◆ **WHAT IS BEING ASKED**: Search the data for the word "Industry". Reproduce every line where it is found.

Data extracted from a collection

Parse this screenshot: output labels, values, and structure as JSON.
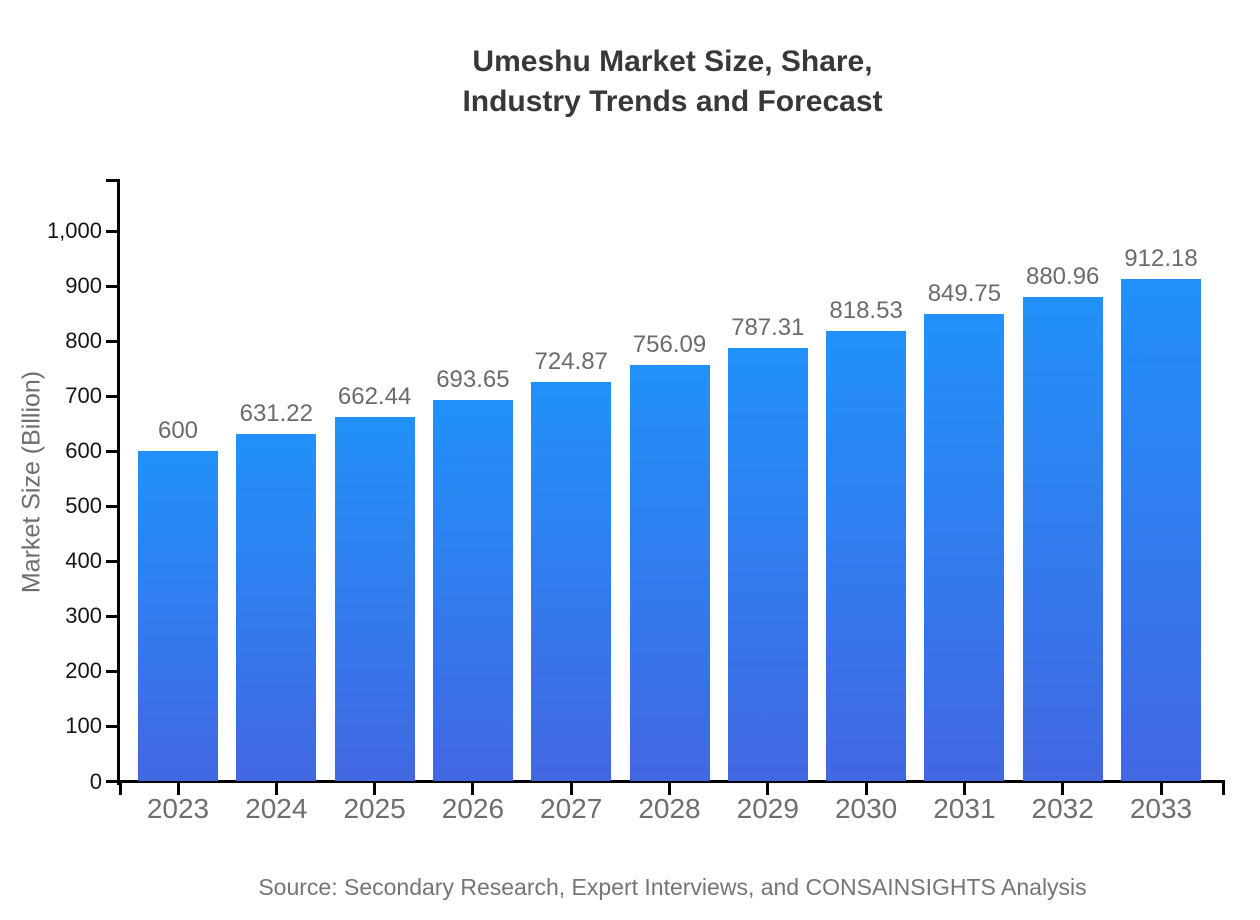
{
  "chart": {
    "title_line1": "Umeshu Market Size, Share,",
    "title_line2": "Industry Trends and Forecast",
    "source": "Source: Secondary Research, Expert Interviews, and CONSAINSIGHTS Analysis",
    "colors": {
      "bar_gradient_top": "#2191fa",
      "bar_gradient_bottom": "#4267e2",
      "axis": "#000000",
      "title_text": "#383838",
      "tick_text": "#151515",
      "muted_text": "#6e6e6e"
    }
  },
  "chart_data": {
    "type": "bar",
    "title": "Umeshu Market Size, Share, Industry Trends and Forecast",
    "xlabel": "",
    "ylabel": "Market Size (Billion)",
    "categories": [
      "2023",
      "2024",
      "2025",
      "2026",
      "2027",
      "2028",
      "2029",
      "2030",
      "2031",
      "2032",
      "2033"
    ],
    "values": [
      600,
      631.22,
      662.44,
      693.65,
      724.87,
      756.09,
      787.31,
      818.53,
      849.75,
      880.96,
      912.18
    ],
    "value_labels": [
      "600",
      "631.22",
      "662.44",
      "693.65",
      "724.87",
      "756.09",
      "787.31",
      "818.53",
      "849.75",
      "880.96",
      "912.18"
    ],
    "ylim": [
      0,
      1000
    ],
    "yticks": [
      0,
      100,
      200,
      300,
      400,
      500,
      600,
      700,
      800,
      900,
      1000
    ],
    "ytick_labels": [
      "0",
      "100",
      "200",
      "300",
      "400",
      "500",
      "600",
      "700",
      "800",
      "900",
      "1,000"
    ],
    "grid": false,
    "legend": null,
    "bar_label_position": "above",
    "source": "Source: Secondary Research, Expert Interviews, and CONSAINSIGHTS Analysis"
  }
}
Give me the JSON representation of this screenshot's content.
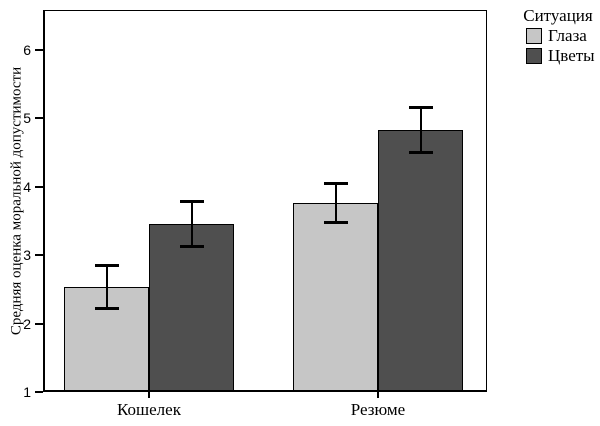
{
  "chart_data": {
    "type": "bar",
    "legend_title": "Ситуация",
    "ylabel": "Средняя оценка моральной допустимости",
    "xlabel": "",
    "categories": [
      "Кошелек",
      "Резюме"
    ],
    "series": [
      {
        "name": "Глаза",
        "color": "#c6c6c6",
        "values": [
          2.53,
          3.76
        ],
        "error_upper": [
          2.86,
          4.06
        ],
        "error_lower": [
          2.22,
          3.47
        ]
      },
      {
        "name": "Цветы",
        "color": "#4f4f4f",
        "values": [
          3.45,
          4.83
        ],
        "error_upper": [
          3.79,
          5.17
        ],
        "error_lower": [
          3.12,
          4.5
        ]
      }
    ],
    "ylim": [
      1,
      6.6
    ],
    "yticks": [
      1,
      2,
      3,
      4,
      5,
      6
    ],
    "grid": false,
    "error_bars": true,
    "legend_position": "top-right-outside",
    "axis_color": "#000000",
    "background": "#ffffff"
  }
}
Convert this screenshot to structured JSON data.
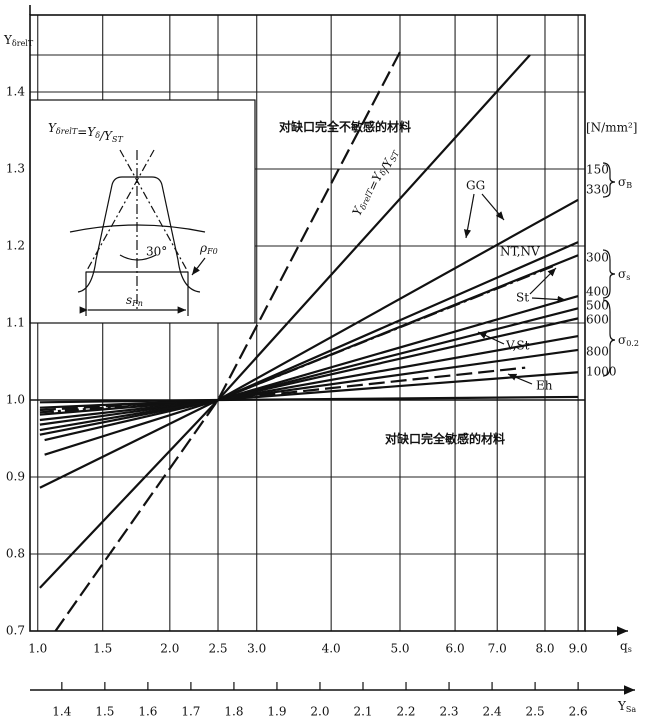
{
  "chart_data": {
    "type": "line",
    "y_label": {
      "main": "Y",
      "sub": "δrelT"
    },
    "x_label": {
      "main": "q",
      "sub": "s"
    },
    "x2_label": {
      "main": "Y",
      "sub": "Sa"
    },
    "xlim": [
      1.326,
      2.616
    ],
    "ylim": [
      0.7,
      1.5
    ],
    "yticks": [
      0.7,
      0.8,
      0.9,
      {
        "value": 1,
        "label": "1.0"
      },
      1.1,
      1.2,
      1.3,
      1.4
    ],
    "xticks": [
      1.4,
      1.5,
      1.6,
      1.7,
      1.8,
      1.9,
      {
        "value": 2,
        "label": "2.0"
      },
      2.1,
      2.2,
      2.3,
      2.4,
      2.5,
      2.6
    ],
    "qs_ticks": [
      {
        "value": 1.344,
        "label": "1.0"
      },
      {
        "value": 1.495,
        "label": "1.5"
      },
      {
        "value": 1.651,
        "label": "2.0"
      },
      {
        "value": 1.763,
        "label": "2.5"
      },
      {
        "value": 1.853,
        "label": "3.0"
      },
      {
        "value": 2.026,
        "label": "4.0"
      },
      {
        "value": 2.186,
        "label": "5.0"
      },
      {
        "value": 2.314,
        "label": "6.0"
      },
      {
        "value": 2.412,
        "label": "7.0"
      },
      {
        "value": 2.523,
        "label": "8.0"
      },
      {
        "value": 2.6,
        "label": "9.0"
      }
    ],
    "grid": true,
    "series": [
      {
        "color": "#111",
        "style": "dashed",
        "x": [
          1.384,
          1.763,
          2.186
        ],
        "values": [
          0.699,
          1.0,
          1.452
        ]
      },
      {
        "color": "#111",
        "style": "solid",
        "x": [
          1.349,
          1.763,
          2.488
        ],
        "values": [
          0.756,
          1.0,
          1.448
        ]
      },
      {
        "color": "#111",
        "style": "solid",
        "x": [
          1.349,
          1.763,
          2.6
        ],
        "values": [
          0.886,
          1.0,
          1.26
        ]
      },
      {
        "color": "#111",
        "style": "solid",
        "x": [
          1.36,
          1.763,
          2.6
        ],
        "values": [
          0.929,
          1.0,
          1.205
        ]
      },
      {
        "color": "#111",
        "style": "solid",
        "x": [
          1.36,
          1.763,
          2.6
        ],
        "values": [
          0.948,
          1.0,
          1.188
        ]
      },
      {
        "color": "#111",
        "style": "dashdot",
        "x": [
          1.349,
          1.763,
          2.547
        ],
        "values": [
          0.984,
          1.0,
          1.175
        ]
      },
      {
        "color": "#111",
        "style": "solid",
        "x": [
          1.349,
          1.763,
          2.6
        ],
        "values": [
          0.955,
          1.0,
          1.135
        ]
      },
      {
        "color": "#111",
        "style": "solid",
        "x": [
          1.349,
          1.763,
          2.6
        ],
        "values": [
          0.968,
          1.0,
          1.119
        ]
      },
      {
        "color": "#111",
        "style": "solid",
        "x": [
          1.349,
          1.763,
          2.6
        ],
        "values": [
          0.974,
          1.0,
          1.106
        ]
      },
      {
        "color": "#111",
        "style": "solid",
        "x": [
          1.349,
          1.763,
          2.6
        ],
        "values": [
          0.961,
          1.0,
          1.083
        ]
      },
      {
        "color": "#111",
        "style": "solid",
        "x": [
          1.349,
          1.763,
          2.6
        ],
        "values": [
          0.981,
          1.0,
          1.065
        ]
      },
      {
        "color": "#111",
        "style": "dashed",
        "x": [
          1.349,
          1.763,
          2.477
        ],
        "values": [
          0.987,
          1.0,
          1.042
        ]
      },
      {
        "color": "#111",
        "style": "solid",
        "x": [
          1.349,
          1.763,
          2.6
        ],
        "values": [
          0.99,
          1.0,
          1.036
        ]
      },
      {
        "color": "#111",
        "style": "solid",
        "x": [
          1.349,
          1.763,
          2.6
        ],
        "values": [
          0.997,
          1.0,
          1.004
        ]
      }
    ],
    "annotations": {
      "formula": [
        {
          "main": "Y",
          "sub": "δrelT"
        },
        {
          "main": "=Y",
          "sub": "δ"
        },
        {
          "main": "/Y",
          "sub": "ST"
        }
      ],
      "line_formula": [
        {
          "main": "Y",
          "sub": "δrelT"
        },
        {
          "main": "=Y",
          "sub": "δ"
        },
        {
          "main": "/Y",
          "sub": "ST"
        }
      ],
      "insensitive": "对缺口完全不敏感的材料",
      "sensitive": "对缺口完全敏感的材料",
      "unit": "[N/mm²]",
      "strengths": [
        "150",
        "330",
        "300",
        "400",
        "500",
        "600",
        "800",
        "1000"
      ],
      "groups": [
        {
          "main": "σ",
          "sub": "B"
        },
        {
          "main": "σ",
          "sub": "s"
        },
        {
          "main": "σ",
          "sub": "0.2"
        }
      ],
      "materials": [
        "GG",
        "NT,NV",
        "St",
        "V,St",
        "Eh"
      ],
      "angle": "30°",
      "radius": {
        "main": "ρ",
        "sub": "F0"
      },
      "thickness": {
        "main": "s",
        "sub": "Fn"
      }
    }
  }
}
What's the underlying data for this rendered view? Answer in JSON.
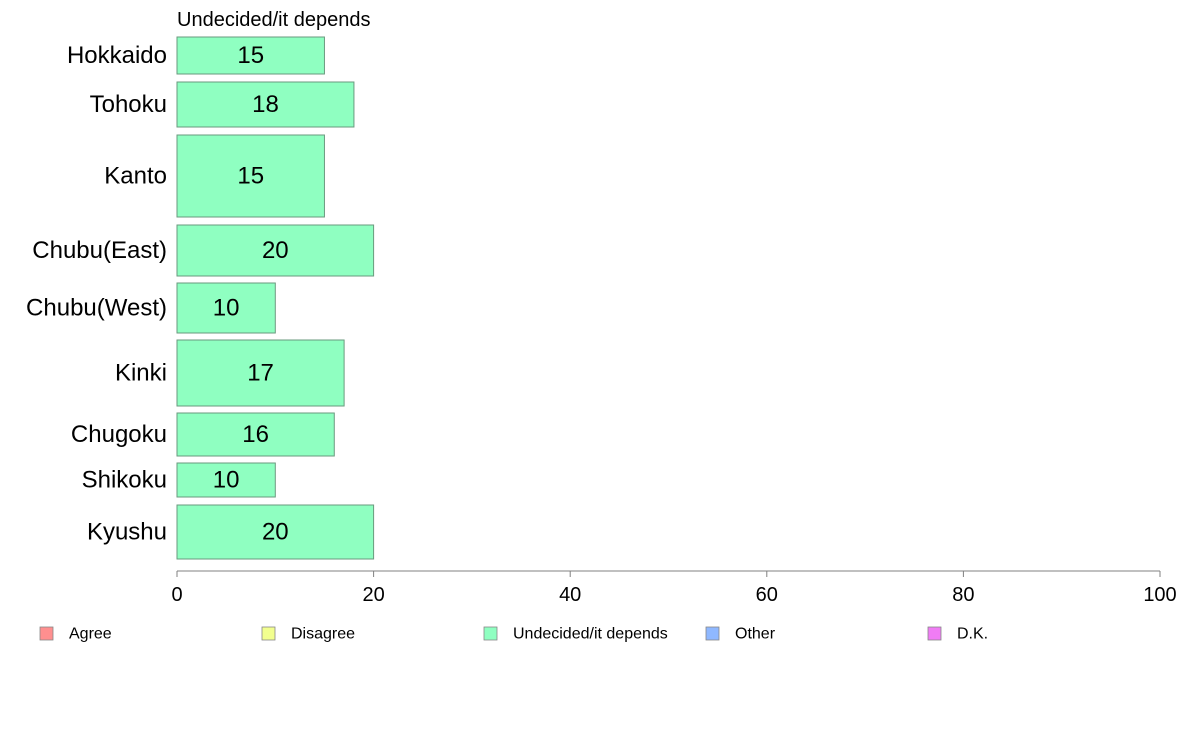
{
  "chart_data": {
    "type": "bar",
    "orientation": "horizontal",
    "title": "Undecided/it depends",
    "categories": [
      "Hokkaido",
      "Tohoku",
      "Kanto",
      "Chubu(East)",
      "Chubu(West)",
      "Kinki",
      "Chugoku",
      "Shikoku",
      "Kyushu"
    ],
    "series": [
      {
        "name": "Undecided/it depends",
        "values": [
          15,
          18,
          15,
          20,
          10,
          17,
          16,
          10,
          20
        ]
      }
    ],
    "bar_color": "#8fffc1",
    "xlim": [
      0,
      100
    ],
    "xticks": [
      0,
      20,
      40,
      60,
      80,
      100
    ],
    "xlabel": "",
    "ylabel": "",
    "grid": false,
    "legend": {
      "placement": "bottom",
      "items": [
        {
          "label": "Agree",
          "color": "#ff8f8f"
        },
        {
          "label": "Disagree",
          "color": "#f2ff8f"
        },
        {
          "label": "Undecided/it depends",
          "color": "#8fffc1"
        },
        {
          "label": "Other",
          "color": "#8fb8ff"
        },
        {
          "label": "D.K.",
          "color": "#f07cf5"
        }
      ]
    }
  }
}
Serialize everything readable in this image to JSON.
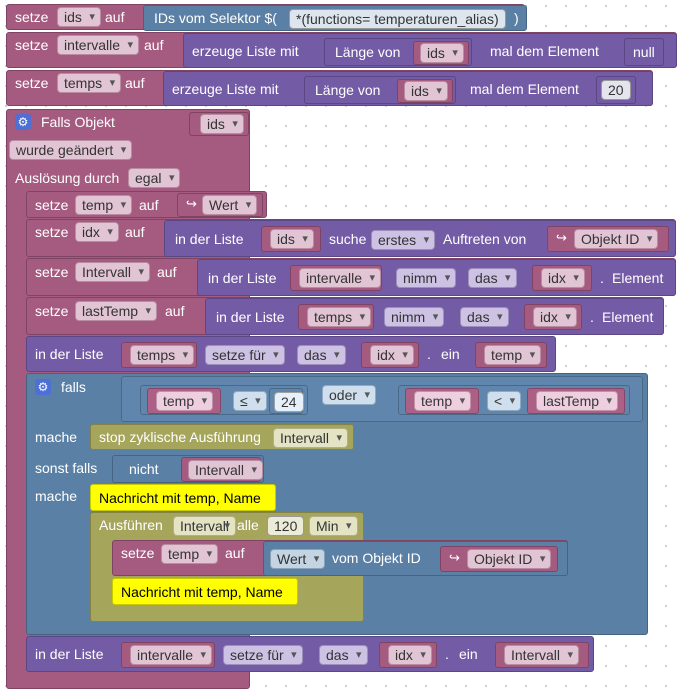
{
  "colors": {
    "variables": "#a55b80",
    "lists": "#745ba5",
    "control": "#5b80a5",
    "olive": "#a5a55b",
    "comment": "#ffff00"
  },
  "icons": {
    "gear": "gear-icon",
    "return": "return-arrow-icon"
  },
  "blocks": {
    "set_ids": {
      "kw_set": "setze",
      "var": "ids",
      "kw_to": "auf",
      "selector_label": "IDs vom Selektor $(",
      "selector_value": "*(functions= temperaturen_alias)",
      "selector_close": ")"
    },
    "set_intervalle": {
      "kw_set": "setze",
      "var": "intervalle",
      "kw_to": "auf",
      "create": "erzeuge Liste mit",
      "length_of": "Länge von",
      "length_var": "ids",
      "with_element": "mal dem Element",
      "element_value": "null"
    },
    "set_temps": {
      "kw_set": "setze",
      "var": "temps",
      "kw_to": "auf",
      "create": "erzeuge Liste mit",
      "length_of": "Länge von",
      "length_var": "ids",
      "with_element": "mal dem Element",
      "element_value": "20"
    },
    "trigger": {
      "if_object": "Falls Objekt",
      "object_var": "ids",
      "changed": "wurde geändert",
      "trigger_by": "Auslösung durch",
      "trigger_value": "egal"
    },
    "set_temp": {
      "kw_set": "setze",
      "var": "temp",
      "kw_to": "auf",
      "value": "Wert"
    },
    "set_idx": {
      "kw_set": "setze",
      "var": "idx",
      "kw_to": "auf",
      "in_list": "in der Liste",
      "list_var": "ids",
      "find": "suche",
      "find_mode": "erstes",
      "occurrence": "Auftreten von",
      "object_id": "Objekt ID"
    },
    "set_intervall": {
      "kw_set": "setze",
      "var": "Intervall",
      "kw_to": "auf",
      "in_list": "in der Liste",
      "list_var": "intervalle",
      "mode": "nimm",
      "where": "das",
      "index_var": "idx",
      "dot": ".",
      "element": "Element"
    },
    "set_lasttemp": {
      "kw_set": "setze",
      "var": "lastTemp",
      "kw_to": "auf",
      "in_list": "in der Liste",
      "list_var": "temps",
      "mode": "nimm",
      "where": "das",
      "index_var": "idx",
      "dot": ".",
      "element": "Element"
    },
    "list_set_temps": {
      "in_list": "in der Liste",
      "list_var": "temps",
      "mode": "setze für",
      "where": "das",
      "index_var": "idx",
      "dot": ".",
      "insert": "ein",
      "value_var": "temp"
    },
    "if_block": {
      "if": "falls",
      "left_var": "temp",
      "op1": "≤",
      "num": "24",
      "or": "oder",
      "right_var": "temp",
      "op2": "<",
      "right_cmp": "lastTemp",
      "do1": "mache",
      "stop": "stop zyklische Ausführung",
      "stop_var": "Intervall",
      "elseif": "sonst falls",
      "not": "nicht",
      "not_var": "Intervall",
      "do2": "mache",
      "comment1": "Nachricht mit temp, Name",
      "run": "Ausführen",
      "run_var": "Intervall",
      "every": "alle",
      "every_value": "120",
      "unit": "Min",
      "inner_set": "setze",
      "inner_var": "temp",
      "inner_to": "auf",
      "inner_value": "Wert",
      "inner_from": "vom Objekt ID",
      "inner_obj": "Objekt ID",
      "comment2": "Nachricht mit temp, Name"
    },
    "list_set_intervalle": {
      "in_list": "in der Liste",
      "list_var": "intervalle",
      "mode": "setze für",
      "where": "das",
      "index_var": "idx",
      "dot": ".",
      "insert": "ein",
      "value_var": "Intervall"
    }
  }
}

◆ **RESPONSE TO THE EXERCISE**:
    "title_line2": "Industry Trends and Forecast",
    "title": "Umeshu Market Size, Share, Industry Trends and Forecast",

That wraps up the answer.